- **GIVEN TASK**
Identify all lines in the listing that include the word "arrow", and copy them out.

Raw records
-*-*-
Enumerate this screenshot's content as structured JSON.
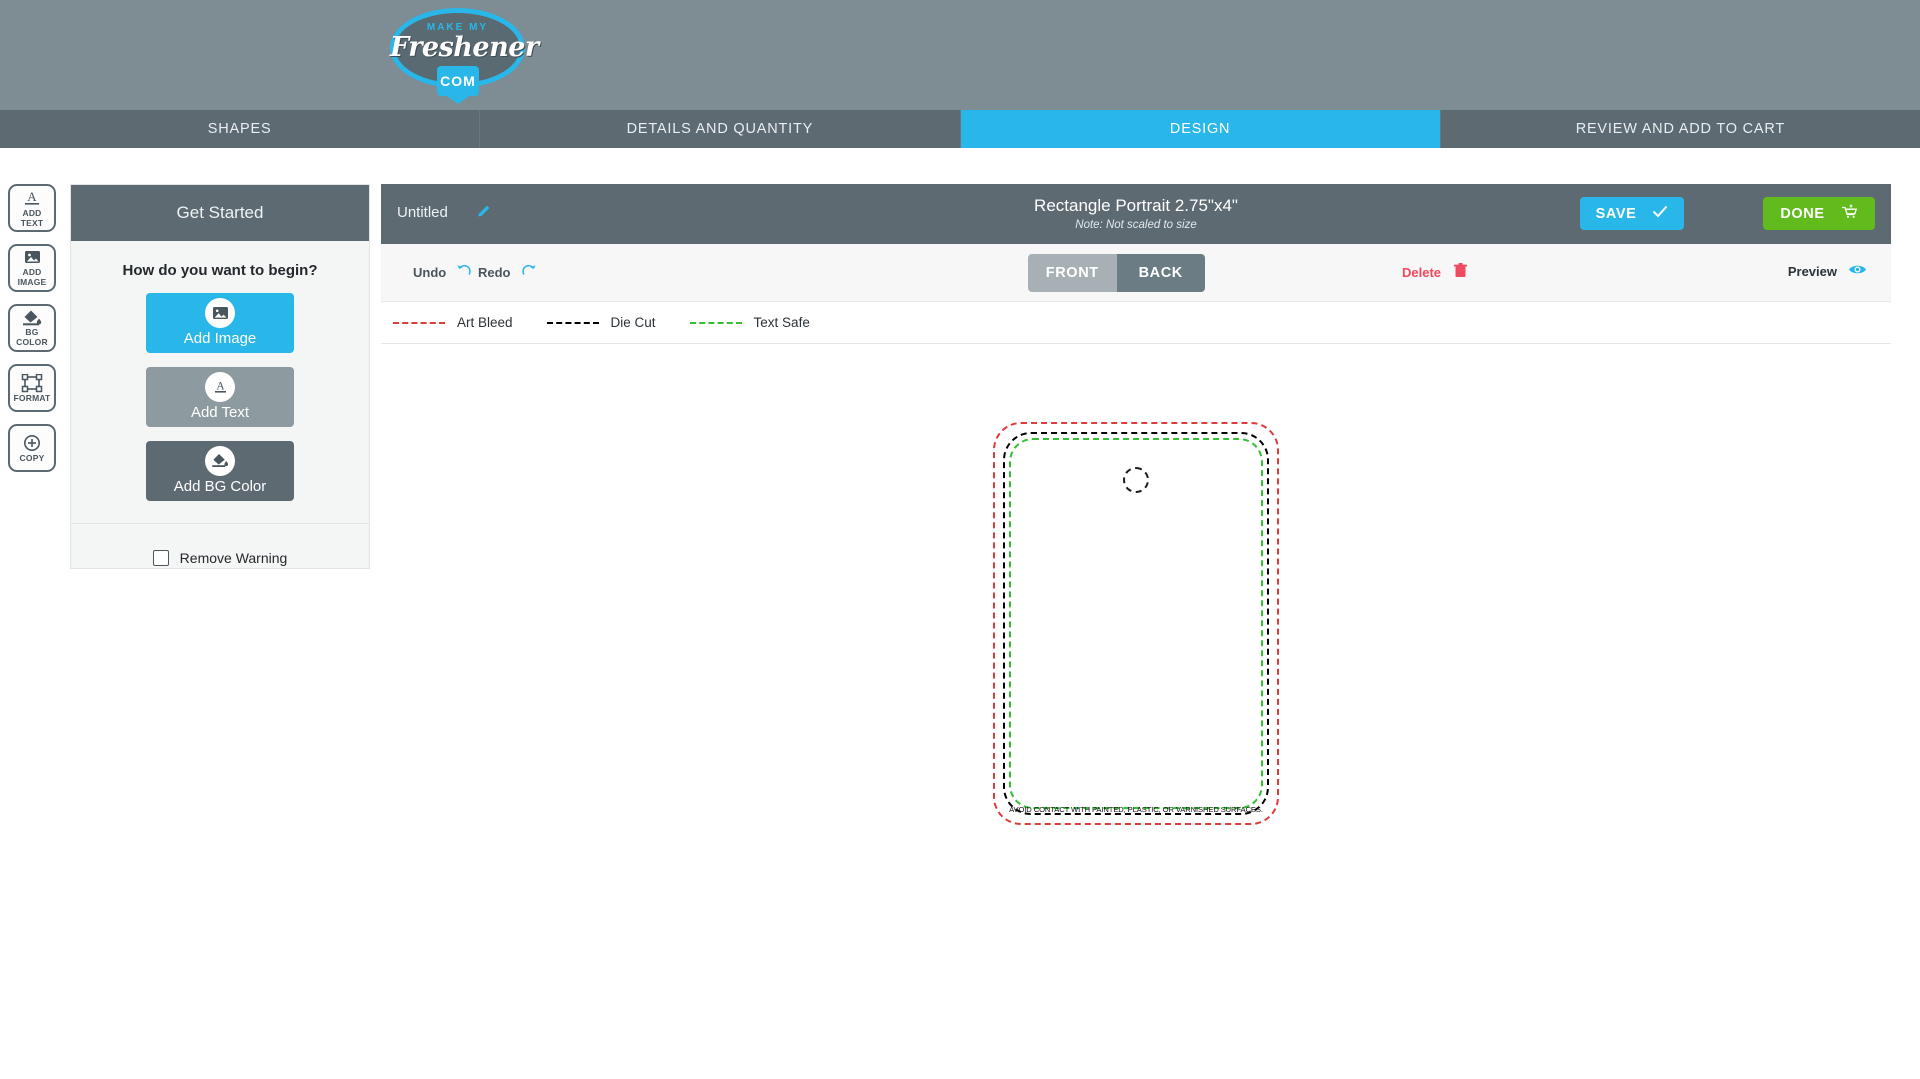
{
  "brand": {
    "logo_top": "MAKE MY",
    "logo_script": "Freshener",
    "logo_tag": "COM",
    "accent_cyan": "#29b6e8",
    "accent_green": "#62bb1d",
    "header_bg": "#7e8d93",
    "nav_bg": "#5d6a72"
  },
  "nav": {
    "tabs": [
      {
        "label": "SHAPES",
        "active": false
      },
      {
        "label": "DETAILS AND QUANTITY",
        "active": false
      },
      {
        "label": "DESIGN",
        "active": true
      },
      {
        "label": "REVIEW AND ADD TO CART",
        "active": false
      }
    ]
  },
  "rail": {
    "items": [
      {
        "icon": "add-text-icon",
        "line1": "ADD",
        "line2": "TEXT"
      },
      {
        "icon": "add-image-icon",
        "line1": "ADD",
        "line2": "IMAGE"
      },
      {
        "icon": "bg-color-icon",
        "line1": "BG",
        "line2": "COLOR"
      },
      {
        "icon": "format-icon",
        "line1": "FORMAT",
        "line2": ""
      },
      {
        "icon": "copy-icon",
        "line1": "COPY",
        "line2": ""
      }
    ]
  },
  "panel": {
    "header": "Get Started",
    "question": "How do you want to begin?",
    "options": [
      {
        "label": "Add Image",
        "icon": "image-icon",
        "color": "#29b6e8"
      },
      {
        "label": "Add Text",
        "icon": "text-a-icon",
        "color": "#8d9aa0"
      },
      {
        "label": "Add BG Color",
        "icon": "paint-bucket-icon",
        "color": "#5d6a72"
      }
    ],
    "remove_warning_label": "Remove Warning",
    "remove_warning_checked": false
  },
  "canvas": {
    "design_name": "Untitled",
    "edit_icon": "pencil-icon",
    "shape_title": "Rectangle Portrait 2.75\"x4\"",
    "shape_note": "Note: Not scaled to size",
    "save_label": "SAVE",
    "save_icon": "check-icon",
    "done_label": "DONE",
    "done_icon": "cart-icon"
  },
  "toolbar": {
    "undo_label": "Undo",
    "undo_icon": "undo-arrow-icon",
    "redo_label": "Redo",
    "redo_icon": "redo-arrow-icon",
    "side_front": "FRONT",
    "side_back": "BACK",
    "active_side": "BACK",
    "delete_label": "Delete",
    "delete_icon": "trash-icon",
    "preview_label": "Preview",
    "preview_icon": "eye-icon"
  },
  "legend": {
    "items": [
      {
        "label": "Art Bleed",
        "color": "#e03b3b"
      },
      {
        "label": "Die Cut",
        "color": "#000000"
      },
      {
        "label": "Text Safe",
        "color": "#35bf35"
      }
    ]
  },
  "artboard": {
    "warning_text": "AVOID CONTACT WITH PAINTED, PLASTIC, OR VARNISHED SURFACES.",
    "hole_name": "hanger-hole"
  }
}
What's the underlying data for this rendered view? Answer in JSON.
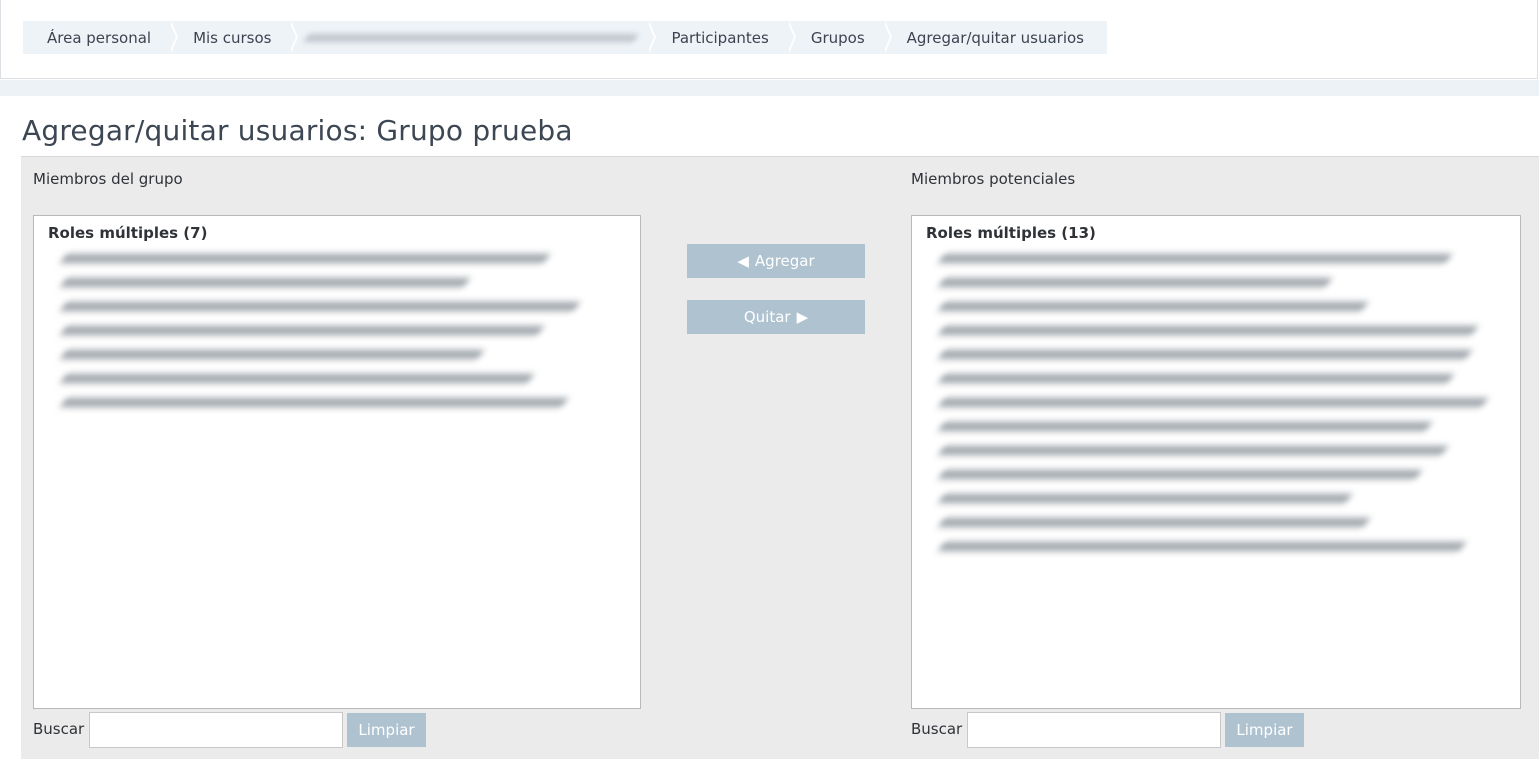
-*-*-
- **OUTPUT**
    "undo_icon": "undo-arrow-icon",
    "redo_icon": "redo-arrow-icon",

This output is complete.